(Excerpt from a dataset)
++++++++

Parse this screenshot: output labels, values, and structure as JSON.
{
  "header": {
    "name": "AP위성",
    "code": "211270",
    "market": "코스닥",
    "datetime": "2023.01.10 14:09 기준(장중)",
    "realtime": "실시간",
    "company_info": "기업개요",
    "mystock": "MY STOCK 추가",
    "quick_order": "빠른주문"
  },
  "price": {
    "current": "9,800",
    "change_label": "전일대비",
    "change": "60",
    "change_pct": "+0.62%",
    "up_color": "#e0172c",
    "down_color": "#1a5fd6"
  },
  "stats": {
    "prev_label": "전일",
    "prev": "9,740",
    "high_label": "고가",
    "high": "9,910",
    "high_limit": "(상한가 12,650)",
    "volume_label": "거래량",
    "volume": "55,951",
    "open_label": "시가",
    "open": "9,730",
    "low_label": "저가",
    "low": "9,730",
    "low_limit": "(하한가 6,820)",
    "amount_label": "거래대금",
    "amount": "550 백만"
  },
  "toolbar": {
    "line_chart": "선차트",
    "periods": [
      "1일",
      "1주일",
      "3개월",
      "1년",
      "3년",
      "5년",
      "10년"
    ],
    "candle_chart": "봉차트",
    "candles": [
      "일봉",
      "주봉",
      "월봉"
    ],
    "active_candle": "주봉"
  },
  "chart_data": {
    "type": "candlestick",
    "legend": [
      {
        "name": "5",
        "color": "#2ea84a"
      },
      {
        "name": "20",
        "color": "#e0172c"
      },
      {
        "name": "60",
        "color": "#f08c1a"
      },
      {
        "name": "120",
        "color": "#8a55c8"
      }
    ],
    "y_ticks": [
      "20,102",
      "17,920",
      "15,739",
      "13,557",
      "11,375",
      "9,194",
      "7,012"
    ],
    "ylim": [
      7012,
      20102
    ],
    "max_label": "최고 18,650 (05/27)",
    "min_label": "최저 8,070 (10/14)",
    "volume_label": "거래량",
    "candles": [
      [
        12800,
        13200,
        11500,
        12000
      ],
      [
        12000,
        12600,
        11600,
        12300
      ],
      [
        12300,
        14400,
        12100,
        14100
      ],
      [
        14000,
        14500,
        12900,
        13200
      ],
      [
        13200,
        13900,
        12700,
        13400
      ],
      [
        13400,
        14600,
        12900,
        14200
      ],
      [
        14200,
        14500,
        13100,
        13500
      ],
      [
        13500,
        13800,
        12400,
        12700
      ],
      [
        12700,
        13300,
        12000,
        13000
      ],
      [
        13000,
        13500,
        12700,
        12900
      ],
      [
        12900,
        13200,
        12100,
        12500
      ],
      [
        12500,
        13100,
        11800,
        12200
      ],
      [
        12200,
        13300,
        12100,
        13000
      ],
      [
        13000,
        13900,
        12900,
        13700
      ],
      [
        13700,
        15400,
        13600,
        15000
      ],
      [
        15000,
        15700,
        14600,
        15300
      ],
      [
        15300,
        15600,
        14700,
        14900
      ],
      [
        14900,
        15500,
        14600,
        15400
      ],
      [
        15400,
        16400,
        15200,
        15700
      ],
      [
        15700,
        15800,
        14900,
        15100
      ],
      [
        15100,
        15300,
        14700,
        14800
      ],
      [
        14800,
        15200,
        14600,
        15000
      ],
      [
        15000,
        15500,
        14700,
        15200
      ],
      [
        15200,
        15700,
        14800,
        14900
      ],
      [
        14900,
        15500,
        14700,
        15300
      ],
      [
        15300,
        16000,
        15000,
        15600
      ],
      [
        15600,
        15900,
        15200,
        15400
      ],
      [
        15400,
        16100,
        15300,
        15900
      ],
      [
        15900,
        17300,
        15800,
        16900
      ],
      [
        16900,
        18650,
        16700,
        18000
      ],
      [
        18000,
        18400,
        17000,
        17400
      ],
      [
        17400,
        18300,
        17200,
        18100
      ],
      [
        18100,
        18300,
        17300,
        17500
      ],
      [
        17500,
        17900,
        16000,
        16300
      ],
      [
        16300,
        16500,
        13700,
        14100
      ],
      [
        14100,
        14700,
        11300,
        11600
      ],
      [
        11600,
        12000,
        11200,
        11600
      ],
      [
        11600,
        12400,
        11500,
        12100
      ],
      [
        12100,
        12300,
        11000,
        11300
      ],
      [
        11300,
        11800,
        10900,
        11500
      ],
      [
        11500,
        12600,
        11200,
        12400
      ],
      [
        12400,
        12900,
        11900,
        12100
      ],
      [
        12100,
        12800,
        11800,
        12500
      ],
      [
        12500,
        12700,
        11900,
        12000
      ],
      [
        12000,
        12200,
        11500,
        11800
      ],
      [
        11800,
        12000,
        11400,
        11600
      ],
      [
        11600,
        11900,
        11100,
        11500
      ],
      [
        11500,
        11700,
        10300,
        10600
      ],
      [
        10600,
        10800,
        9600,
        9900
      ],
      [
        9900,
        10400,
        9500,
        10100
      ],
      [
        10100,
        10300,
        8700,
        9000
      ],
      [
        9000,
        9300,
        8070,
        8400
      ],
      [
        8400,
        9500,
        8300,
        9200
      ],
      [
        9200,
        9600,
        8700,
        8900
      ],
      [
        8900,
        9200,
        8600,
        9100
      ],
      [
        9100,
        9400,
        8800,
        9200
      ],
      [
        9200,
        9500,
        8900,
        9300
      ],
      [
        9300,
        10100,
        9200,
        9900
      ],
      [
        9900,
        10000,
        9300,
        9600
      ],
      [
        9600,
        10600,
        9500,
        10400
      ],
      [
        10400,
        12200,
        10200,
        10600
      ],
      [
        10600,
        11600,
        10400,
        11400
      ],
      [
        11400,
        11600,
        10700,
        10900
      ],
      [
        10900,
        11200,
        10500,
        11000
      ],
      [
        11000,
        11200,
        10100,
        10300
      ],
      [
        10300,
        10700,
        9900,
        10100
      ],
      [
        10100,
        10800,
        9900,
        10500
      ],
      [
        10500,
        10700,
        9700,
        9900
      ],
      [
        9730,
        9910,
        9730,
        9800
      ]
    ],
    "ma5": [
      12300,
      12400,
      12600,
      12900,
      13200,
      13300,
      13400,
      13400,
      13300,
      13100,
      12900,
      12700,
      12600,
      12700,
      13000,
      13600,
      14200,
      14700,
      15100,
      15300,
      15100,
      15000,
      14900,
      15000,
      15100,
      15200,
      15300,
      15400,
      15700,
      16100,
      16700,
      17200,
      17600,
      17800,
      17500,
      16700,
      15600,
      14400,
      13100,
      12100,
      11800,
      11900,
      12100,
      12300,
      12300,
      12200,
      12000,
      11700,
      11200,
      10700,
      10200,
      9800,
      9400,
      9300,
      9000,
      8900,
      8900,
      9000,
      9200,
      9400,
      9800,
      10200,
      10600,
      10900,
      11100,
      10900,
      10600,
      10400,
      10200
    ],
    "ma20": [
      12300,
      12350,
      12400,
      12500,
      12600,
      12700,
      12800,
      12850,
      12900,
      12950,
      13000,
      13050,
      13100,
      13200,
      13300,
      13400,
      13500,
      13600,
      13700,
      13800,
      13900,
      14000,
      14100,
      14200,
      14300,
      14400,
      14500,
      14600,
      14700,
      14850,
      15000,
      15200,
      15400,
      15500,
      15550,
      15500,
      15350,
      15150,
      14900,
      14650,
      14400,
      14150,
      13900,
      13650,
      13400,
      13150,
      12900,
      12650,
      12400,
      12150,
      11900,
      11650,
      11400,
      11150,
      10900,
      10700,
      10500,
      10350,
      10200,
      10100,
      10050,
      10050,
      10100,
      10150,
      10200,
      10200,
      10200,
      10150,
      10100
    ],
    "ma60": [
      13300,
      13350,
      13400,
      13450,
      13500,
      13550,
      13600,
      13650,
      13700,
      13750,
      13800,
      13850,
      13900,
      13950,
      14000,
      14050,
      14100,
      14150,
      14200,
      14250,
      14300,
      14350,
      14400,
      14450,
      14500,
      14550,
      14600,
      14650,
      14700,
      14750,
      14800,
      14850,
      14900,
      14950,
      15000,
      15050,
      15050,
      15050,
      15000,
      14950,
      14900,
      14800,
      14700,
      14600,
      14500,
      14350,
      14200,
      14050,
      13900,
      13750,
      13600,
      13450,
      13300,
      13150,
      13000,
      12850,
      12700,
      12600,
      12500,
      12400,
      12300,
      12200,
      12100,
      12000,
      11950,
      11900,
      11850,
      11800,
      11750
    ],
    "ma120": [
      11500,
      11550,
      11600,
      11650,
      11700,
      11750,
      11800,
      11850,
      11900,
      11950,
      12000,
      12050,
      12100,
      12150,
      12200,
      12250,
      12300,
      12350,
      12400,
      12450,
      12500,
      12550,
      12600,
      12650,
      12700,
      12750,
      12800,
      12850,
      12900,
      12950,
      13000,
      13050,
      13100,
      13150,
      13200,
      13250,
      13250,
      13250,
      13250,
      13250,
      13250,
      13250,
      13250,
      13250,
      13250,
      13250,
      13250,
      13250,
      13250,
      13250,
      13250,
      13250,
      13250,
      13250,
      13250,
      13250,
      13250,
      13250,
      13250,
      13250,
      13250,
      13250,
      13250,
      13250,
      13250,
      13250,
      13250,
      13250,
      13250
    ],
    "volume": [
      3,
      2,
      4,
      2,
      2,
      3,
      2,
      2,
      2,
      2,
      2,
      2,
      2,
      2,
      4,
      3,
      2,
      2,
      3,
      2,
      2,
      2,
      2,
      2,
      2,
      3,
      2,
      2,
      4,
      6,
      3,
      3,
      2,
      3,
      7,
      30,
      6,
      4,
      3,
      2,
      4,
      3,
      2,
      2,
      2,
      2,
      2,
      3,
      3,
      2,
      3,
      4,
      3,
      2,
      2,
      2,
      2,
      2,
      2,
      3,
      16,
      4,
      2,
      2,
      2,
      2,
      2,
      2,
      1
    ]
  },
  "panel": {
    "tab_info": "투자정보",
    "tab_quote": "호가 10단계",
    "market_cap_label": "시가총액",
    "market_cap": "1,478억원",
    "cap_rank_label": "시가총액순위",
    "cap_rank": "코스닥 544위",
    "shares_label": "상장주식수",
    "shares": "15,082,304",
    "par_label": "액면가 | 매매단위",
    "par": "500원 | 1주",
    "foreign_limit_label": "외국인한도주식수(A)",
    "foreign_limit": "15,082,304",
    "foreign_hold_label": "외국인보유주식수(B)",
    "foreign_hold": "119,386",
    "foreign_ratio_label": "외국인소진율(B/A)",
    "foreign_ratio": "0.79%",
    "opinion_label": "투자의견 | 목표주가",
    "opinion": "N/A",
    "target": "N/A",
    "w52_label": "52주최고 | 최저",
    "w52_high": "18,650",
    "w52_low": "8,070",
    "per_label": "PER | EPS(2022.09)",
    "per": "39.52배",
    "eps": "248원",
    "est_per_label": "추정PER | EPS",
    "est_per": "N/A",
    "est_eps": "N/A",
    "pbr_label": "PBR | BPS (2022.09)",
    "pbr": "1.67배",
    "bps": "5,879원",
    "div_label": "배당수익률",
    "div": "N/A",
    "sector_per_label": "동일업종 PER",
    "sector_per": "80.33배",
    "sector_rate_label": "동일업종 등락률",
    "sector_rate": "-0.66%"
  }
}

++++++++

Given instruction: Where does the word "name" appear? Return each line that holds it.

Output for this task:
    "name": "AP위성",
        "name": "5",
        "name": "20",
        "name": "60",
        "name": "120",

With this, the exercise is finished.